Objective: Gather each line of the entries below that includes "velge".

(Items from a dataset)
- - - - -

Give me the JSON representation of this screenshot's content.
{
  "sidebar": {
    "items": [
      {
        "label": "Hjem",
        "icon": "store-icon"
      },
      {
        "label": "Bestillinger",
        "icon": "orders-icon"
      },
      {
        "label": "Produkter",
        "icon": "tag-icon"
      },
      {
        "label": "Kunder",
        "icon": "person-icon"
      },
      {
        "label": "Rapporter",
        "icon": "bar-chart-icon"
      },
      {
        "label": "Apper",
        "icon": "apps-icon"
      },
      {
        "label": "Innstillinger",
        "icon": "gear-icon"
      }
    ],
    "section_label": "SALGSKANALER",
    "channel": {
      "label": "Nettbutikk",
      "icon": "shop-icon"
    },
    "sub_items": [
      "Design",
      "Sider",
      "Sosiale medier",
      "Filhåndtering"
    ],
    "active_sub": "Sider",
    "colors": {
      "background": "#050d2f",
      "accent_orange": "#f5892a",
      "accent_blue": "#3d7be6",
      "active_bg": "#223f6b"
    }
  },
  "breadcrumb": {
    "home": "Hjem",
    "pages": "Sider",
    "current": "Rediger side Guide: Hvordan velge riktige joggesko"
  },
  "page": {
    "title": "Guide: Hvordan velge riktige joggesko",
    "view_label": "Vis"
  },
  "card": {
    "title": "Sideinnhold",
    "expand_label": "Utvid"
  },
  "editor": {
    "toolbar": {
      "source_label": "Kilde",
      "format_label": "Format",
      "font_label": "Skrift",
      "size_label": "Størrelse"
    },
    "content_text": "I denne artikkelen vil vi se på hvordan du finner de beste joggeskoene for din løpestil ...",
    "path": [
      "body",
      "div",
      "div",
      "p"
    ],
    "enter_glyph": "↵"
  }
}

- - - - -

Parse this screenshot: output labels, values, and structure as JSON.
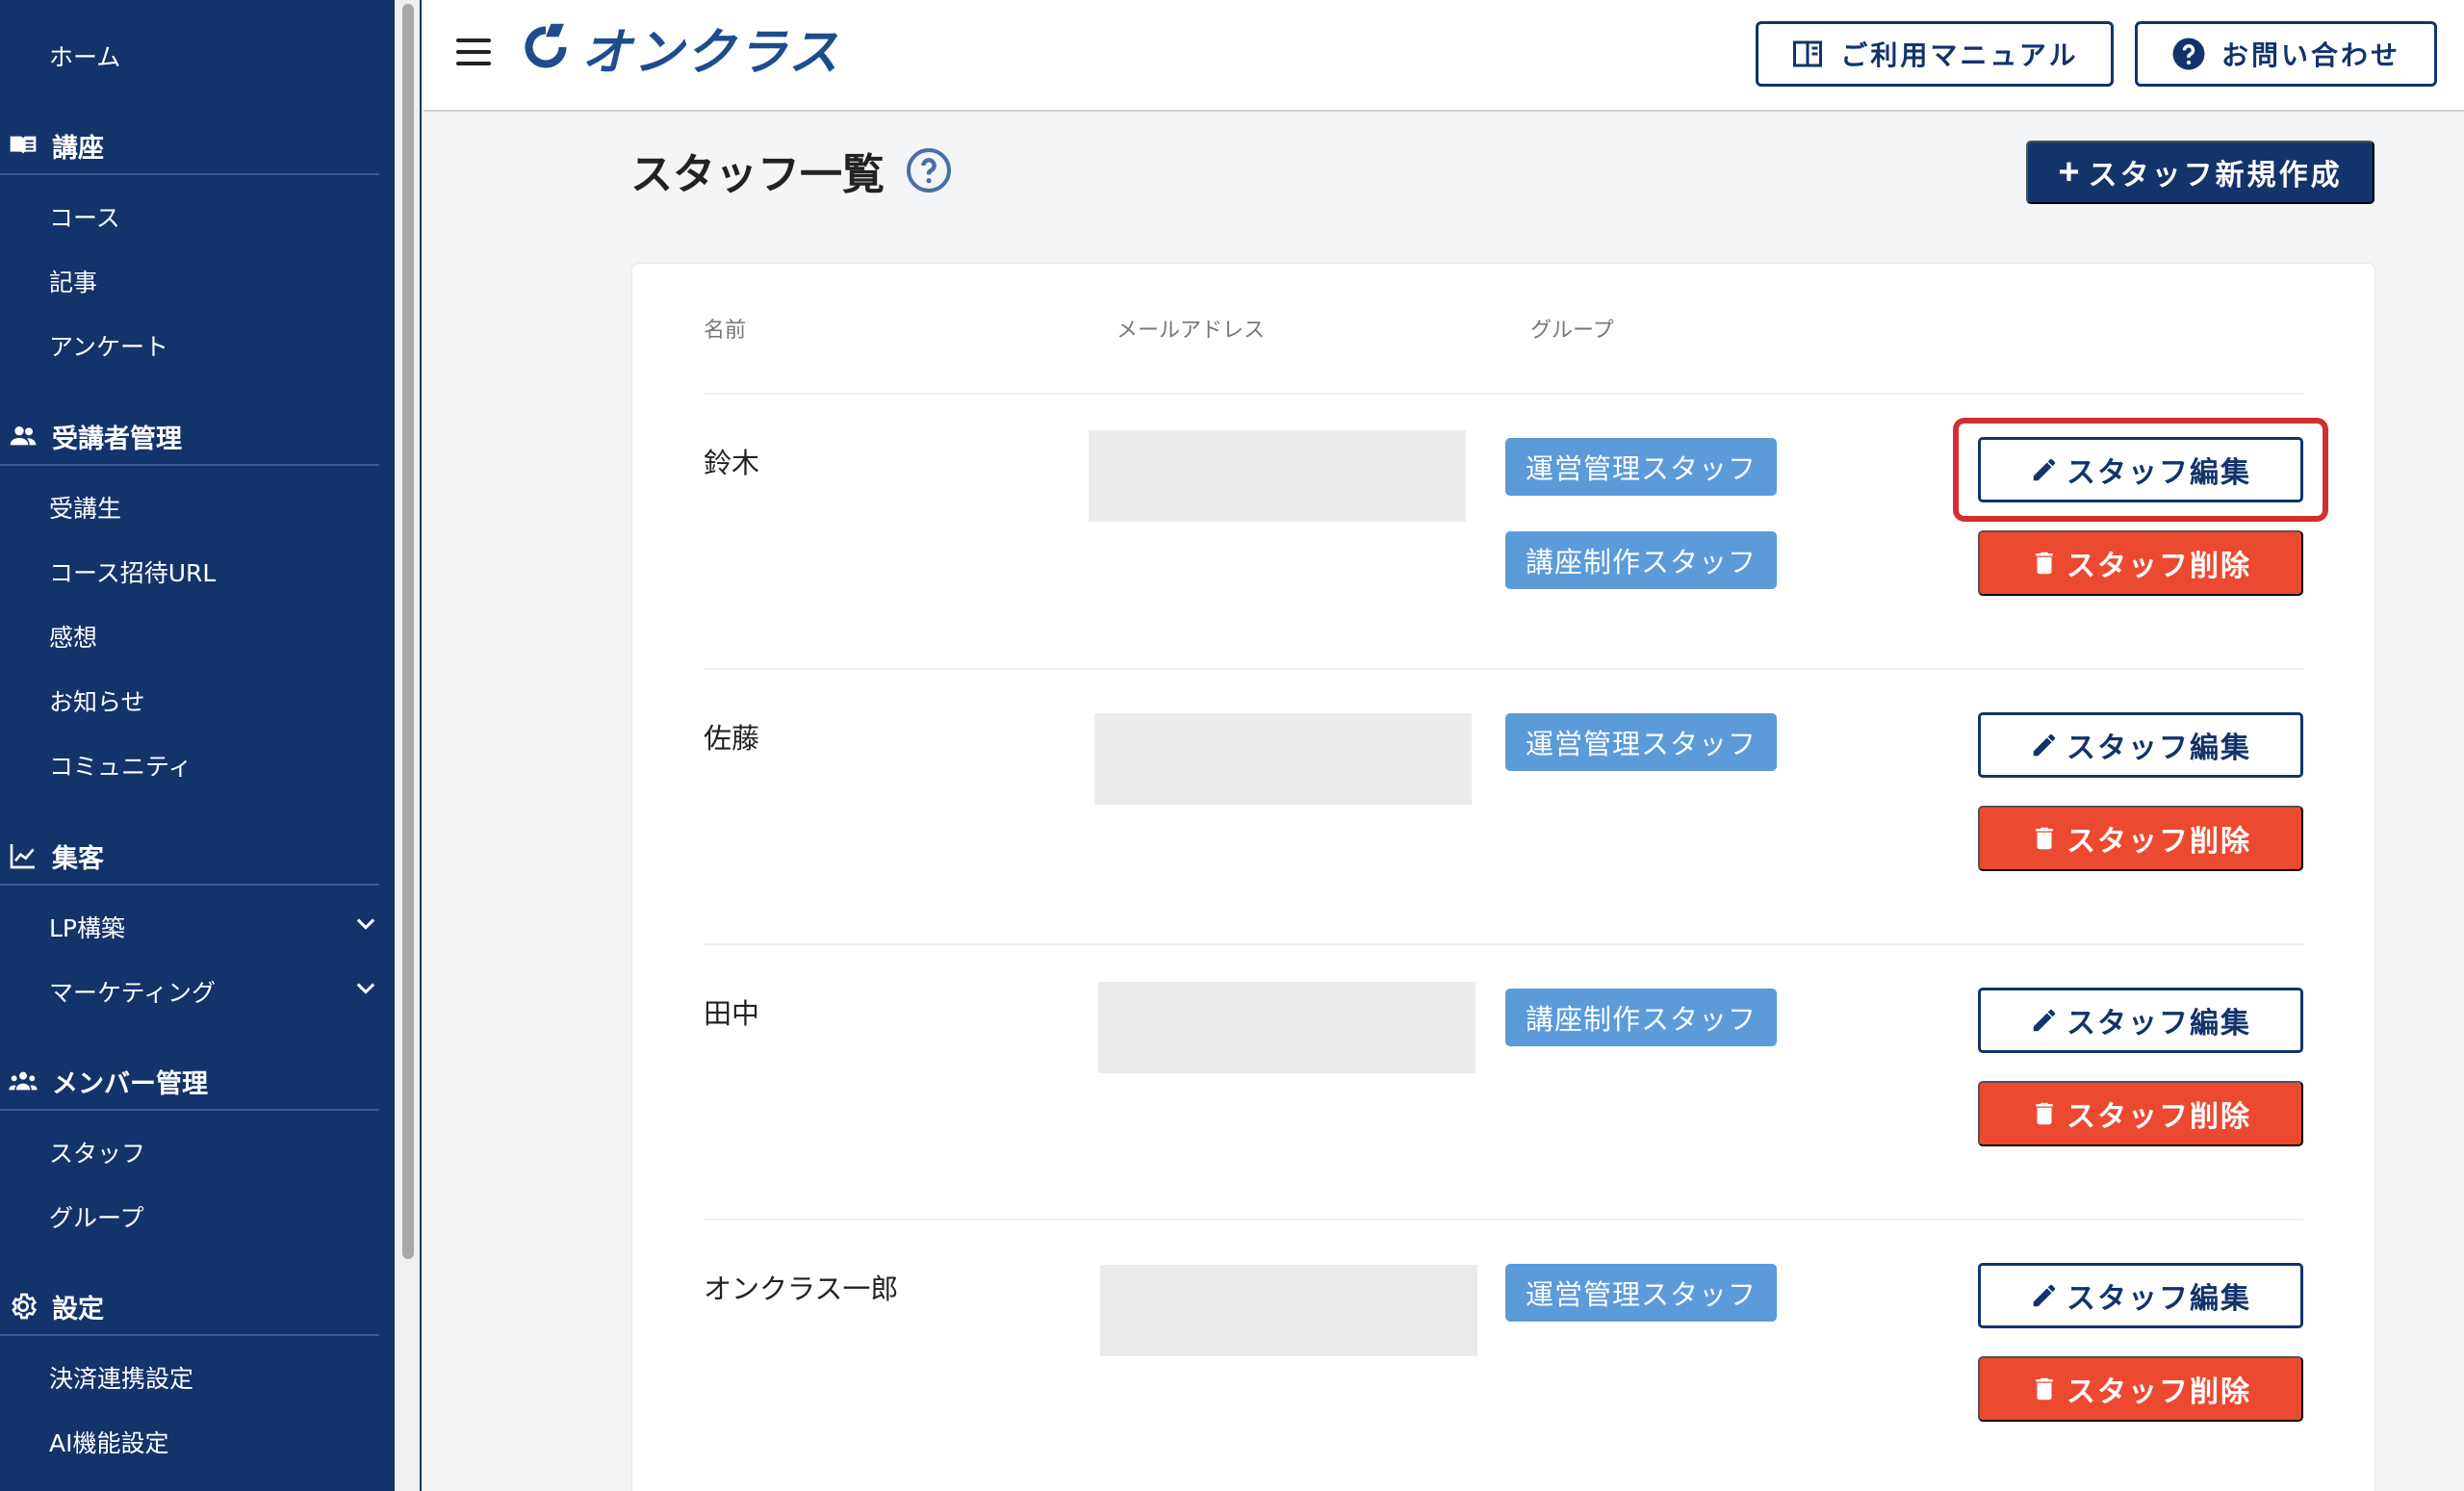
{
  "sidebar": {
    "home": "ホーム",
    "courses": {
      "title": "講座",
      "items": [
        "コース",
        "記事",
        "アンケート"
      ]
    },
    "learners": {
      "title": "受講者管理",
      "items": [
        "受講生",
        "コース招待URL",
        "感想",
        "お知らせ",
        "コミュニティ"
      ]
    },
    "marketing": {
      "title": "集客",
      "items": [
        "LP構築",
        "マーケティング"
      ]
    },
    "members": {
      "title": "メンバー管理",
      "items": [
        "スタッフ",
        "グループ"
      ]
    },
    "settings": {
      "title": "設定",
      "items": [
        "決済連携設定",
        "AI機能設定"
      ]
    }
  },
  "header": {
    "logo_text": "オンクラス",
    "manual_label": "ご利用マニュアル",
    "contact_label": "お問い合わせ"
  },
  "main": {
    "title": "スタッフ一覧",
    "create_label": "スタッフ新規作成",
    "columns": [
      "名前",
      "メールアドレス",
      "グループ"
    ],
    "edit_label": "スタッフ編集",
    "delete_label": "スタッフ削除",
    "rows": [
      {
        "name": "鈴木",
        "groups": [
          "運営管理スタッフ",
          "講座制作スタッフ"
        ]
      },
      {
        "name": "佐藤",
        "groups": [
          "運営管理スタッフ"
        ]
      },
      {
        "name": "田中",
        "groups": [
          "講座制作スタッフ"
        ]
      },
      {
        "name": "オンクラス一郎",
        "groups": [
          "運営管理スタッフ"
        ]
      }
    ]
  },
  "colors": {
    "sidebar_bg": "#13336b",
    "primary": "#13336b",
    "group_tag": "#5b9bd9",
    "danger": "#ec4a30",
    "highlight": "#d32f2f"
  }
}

- - - - -

Full output:
    "current": "Rediger side Guide: Hvordan velge riktige joggesko"
    "title": "Guide: Hvordan velge riktige joggesko",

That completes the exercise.